[Collected data]
● ● ● ● ●

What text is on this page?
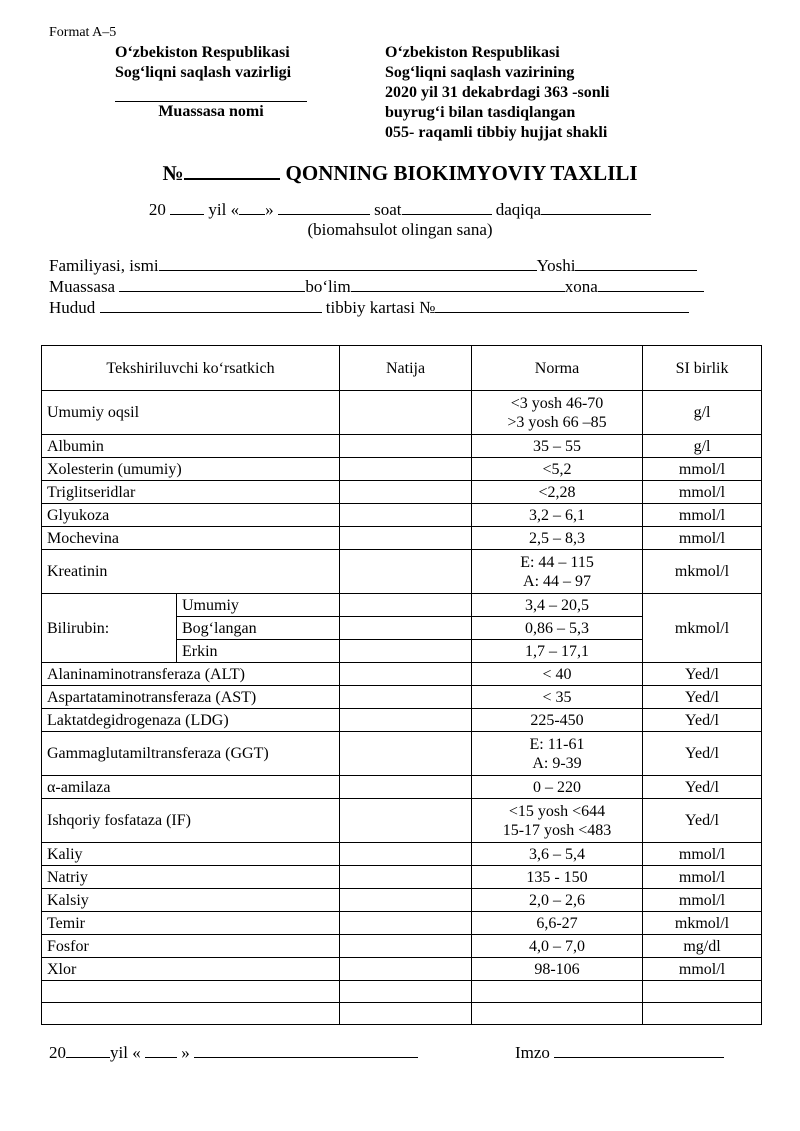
Format A–5
O‘zbekiston Respublikasi
Sog‘liqni saqlash vazirligi
Muassasa nomi
O‘zbekiston Respublikasi
Sog‘liqni saqlash vazirining
2020 yil 31 dekabrdagi 363 -sonli
buyrug‘i bilan tasdiqlangan
055- raqamli tibbiy hujjat shakli
№	QONNING BIOKIMYOVIY TAXLILI
20	yil « »	soat	daqiqa
(biomahsulot olingan sana)
Familiyasi, ismi	Yoshi
Muassasa	bo‘lim	xona
Hudud	tibbiy kartasi №
Tekshiriluvchi ko‘rsatkich		Natija	Norma	SI birlik
Umumiy oqsil			<3 yosh 46-70
>3 yosh 66 –85	g/l
Albumin			35 – 55	g/l
Xolesterin (umumiy)			<5,2	mmol/l
Triglitseridlar			<2,28	mmol/l
Glyukoza			3,2 – 6,1	mmol/l
Mochevina			2,5 – 8,3	mmol/l
Kreatinin			E: 44 – 115
A: 44 – 97	mkmol/l
Bilirubin:	Umumiy		3,4 – 20,5	mkmol/l
	Bog‘langan		0,86 – 5,3	
	Erkin		1,7 – 17,1	
Alaninaminotransferaza (ALT)			< 40	Yed/l
Aspartataminotransferaza (AST)			< 35	Yed/l
Laktatdegidrogenaza (LDG)			225-450	Yed/l
Gammaglutamiltransferaza (GGT)			E: 11-61
A: 9-39	Yed/l
α-amilaza			0 – 220	Yed/l
Ishqoriy fosfataza (IF)			<15 yosh <644
15-17 yosh <483	Yed/l
Kaliy			3,6 – 5,4	mmol/l
Natriy			135 - 150	mmol/l
Kalsiy			2,0 – 2,6	mmol/l
Temir			6,6-27	mkmol/l
Fosfor			4,0 – 7,0	mg/dl
Xlor			98-106	mmol/l

20	yil « »	Imzo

● ● ● ● ●

** PROBLEM STATEMENT **
Could you repeat all of the material exactly? Pictures should not be copied.

** SOLUTION FOR THIS EXERCISE **
What text is on this page?
Format A–5
O‘zbekiston Respublikasi
Sog‘liqni saqlash vazirligi
Muassasa nomi
O‘zbekiston Respublikasi
Sog‘liqni saqlash vazirining
2020 yil 31 dekabrdagi 363 -sonli
buyrug‘i bilan tasdiqlangan
055- raqamli tibbiy hujjat shakli
№	QONNING BIOKIMYOVIY TAXLILI
20	yil « »	soat	daqiqa
(biomahsulot olingan sana)
Familiyasi, ismi	Yoshi
Muassasa	bo‘lim	xona
Hudud	tibbiy kartasi №
Tekshiriluvchi ko‘rsatkich		Natija	Norma	SI birlik
Umumiy oqsil			<3 yosh 46-70
>3 yosh 66 –85	g/l
Albumin			35 – 55	g/l
Xolesterin (umumiy)			<5,2	mmol/l
Triglitseridlar			<2,28	mmol/l
Glyukoza			3,2 – 6,1	mmol/l
Mochevina			2,5 – 8,3	mmol/l
Kreatinin			E: 44 – 115
A: 44 – 97	mkmol/l
Bilirubin:	Umumiy		3,4 – 20,5	mkmol/l
	Bog‘langan		0,86 – 5,3	
	Erkin		1,7 – 17,1	
Alaninaminotransferaza (ALT)			< 40	Yed/l
Aspartataminotransferaza (AST)			< 35	Yed/l
Laktatdegidrogenaza (LDG)			225-450	Yed/l
Gammaglutamiltransferaza (GGT)			E: 11-61
A: 9-39	Yed/l
α-amilaza			0 – 220	Yed/l
Ishqoriy fosfataza (IF)			<15 yosh <644
15-17 yosh <483	Yed/l
Kaliy			3,6 – 5,4	mmol/l
Natriy			135 - 150	mmol/l
Kalsiy			2,0 – 2,6	mmol/l
Temir			6,6-27	mkmol/l
Fosfor			4,0 – 7,0	mg/dl
Xlor			98-106	mmol/l

20	yil « »	Imzo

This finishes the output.